## WORK INSTRUCTIONS
The listing below must be repeated word for word, with its images excluded.

## DATASET ENTRIES
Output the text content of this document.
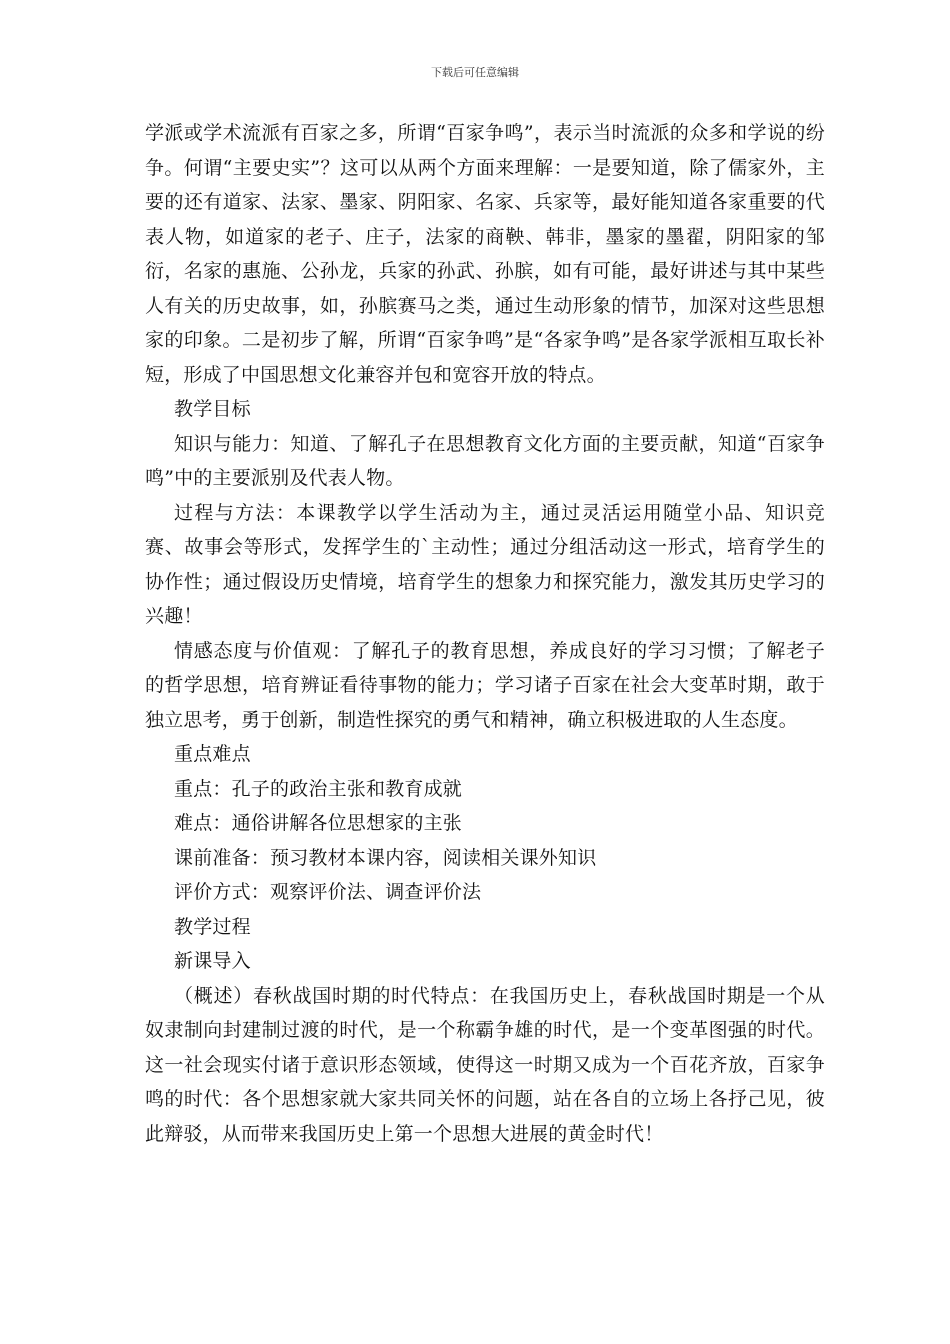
下载后可任意编辑

学派或学术流派有百家之多，所谓“百家争鸣”，表示当时流派的众多和学说的纷争。何谓“主要史实”？这可以从两个方面来理解：一是要知道，除了儒家外，主要的还有道家、法家、墨家、阴阳家、名家、兵家等，最好能知道各家重要的代表人物，如道家的老子、庄子，法家的商鞅、韩非，墨家的墨翟，阴阳家的邹衍，名家的惠施、公孙龙，兵家的孙武、孙膑，如有可能，最好讲述与其中某些人有关的历史故事，如，孙膑赛马之类，通过生动形象的情节，加深对这些思想家的印象。二是初步了解，所谓“百家争鸣”是“各家争鸣”是各家学派相互取长补短，形成了中国思想文化兼容并包和宽容开放的特点。

教学目标

知识与能力：知道、了解孔子在思想教育文化方面的主要贡献，知道“百家争鸣”中的主要派别及代表人物。

过程与方法：本课教学以学生活动为主，通过灵活运用随堂小品、知识竞赛、故事会等形式，发挥学生的`主动性；通过分组活动这一形式，培育学生的协作性；通过假设历史情境，培育学生的想象力和探究能力，激发其历史学习的兴趣！

情感态度与价值观：了解孔子的教育思想，养成良好的学习习惯；了解老子的哲学思想，培育辨证看待事物的能力；学习诸子百家在社会大变革时期，敢于独立思考，勇于创新，制造性探究的勇气和精神，确立积极进取的人生态度。

重点难点

重点：孔子的政治主张和教育成就

难点：通俗讲解各位思想家的主张

课前准备：预习教材本课内容，阅读相关课外知识

评价方式：观察评价法、调查评价法

教学过程

新课导入

（概述）春秋战国时期的时代特点：在我国历史上，春秋战国时期是一个从奴隶制向封建制过渡的时代，是一个称霸争雄的时代，是一个变革图强的时代。这一社会现实付诸于意识形态领域，使得这一时期又成为一个百花齐放，百家争鸣的时代：各个思想家就大家共同关怀的问题，站在各自的立场上各抒己见，彼此辩驳，从而带来我国历史上第一个思想大进展的黄金时代！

## SOLUTION TO THIS PROBLEM
Output the text content of this document.
下载后可任意编辑

学派或学术流派有百家之多，所谓“百家争鸣”，表示当时流派的众多和学说的纷争。何谓“主要史实”？这可以从两个方面来理解：一是要知道，除了儒家外，主要的还有道家、法家、墨家、阴阳家、名家、兵家等，最好能知道各家重要的代表人物，如道家的老子、庄子，法家的商鞅、韩非，墨家的墨翟，阴阳家的邹衍，名家的惠施、公孙龙，兵家的孙武、孙膑，如有可能，最好讲述与其中某些人有关的历史故事，如，孙膑赛马之类，通过生动形象的情节，加深对这些思想家的印象。二是初步了解，所谓“百家争鸣”是“各家争鸣”是各家学派相互取长补短，形成了中国思想文化兼容并包和宽容开放的特点。

教学目标

知识与能力：知道、了解孔子在思想教育文化方面的主要贡献，知道“百家争鸣”中的主要派别及代表人物。

过程与方法：本课教学以学生活动为主，通过灵活运用随堂小品、知识竞赛、故事会等形式，发挥学生的`主动性；通过分组活动这一形式，培育学生的协作性；通过假设历史情境，培育学生的想象力和探究能力，激发其历史学习的兴趣！

情感态度与价值观：了解孔子的教育思想，养成良好的学习习惯；了解老子的哲学思想，培育辨证看待事物的能力；学习诸子百家在社会大变革时期，敢于独立思考，勇于创新，制造性探究的勇气和精神，确立积极进取的人生态度。

重点难点

重点：孔子的政治主张和教育成就

难点：通俗讲解各位思想家的主张

课前准备：预习教材本课内容，阅读相关课外知识

评价方式：观察评价法、调查评价法

教学过程

新课导入

（概述）春秋战国时期的时代特点：在我国历史上，春秋战国时期是一个从奴隶制向封建制过渡的时代，是一个称霸争雄的时代，是一个变革图强的时代。这一社会现实付诸于意识形态领域，使得这一时期又成为一个百花齐放，百家争鸣的时代：各个思想家就大家共同关怀的问题，站在各自的立场上各抒己见，彼此辩驳，从而带来我国历史上第一个思想大进展的黄金时代！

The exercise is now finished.